_Written task_. Copy every line of the entries below without changing anything, and leave the pictures out of your copy.

_Data listing_.
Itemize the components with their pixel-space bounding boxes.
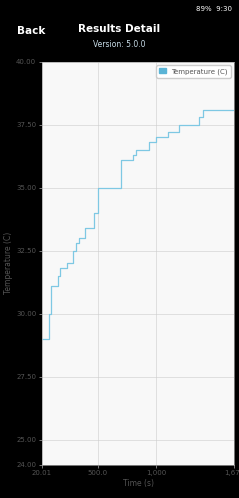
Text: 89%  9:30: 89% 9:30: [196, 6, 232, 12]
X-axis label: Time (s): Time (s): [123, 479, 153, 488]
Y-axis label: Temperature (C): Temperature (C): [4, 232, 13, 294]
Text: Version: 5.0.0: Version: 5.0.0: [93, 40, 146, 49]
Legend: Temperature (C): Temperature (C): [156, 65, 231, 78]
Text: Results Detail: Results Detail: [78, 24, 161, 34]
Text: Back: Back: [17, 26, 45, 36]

_Output of the exercise_.
Itemize the components with their pixel-space bounding boxes.
Text: 89%  9:30: 89% 9:30: [196, 6, 232, 12]
X-axis label: Time (s): Time (s): [123, 479, 153, 488]
Y-axis label: Temperature (C): Temperature (C): [4, 232, 13, 294]
Text: Version: 5.0.0: Version: 5.0.0: [93, 40, 146, 49]
Legend: Temperature (C): Temperature (C): [156, 65, 231, 78]
Text: Results Detail: Results Detail: [78, 24, 161, 34]
Text: Back: Back: [17, 26, 45, 36]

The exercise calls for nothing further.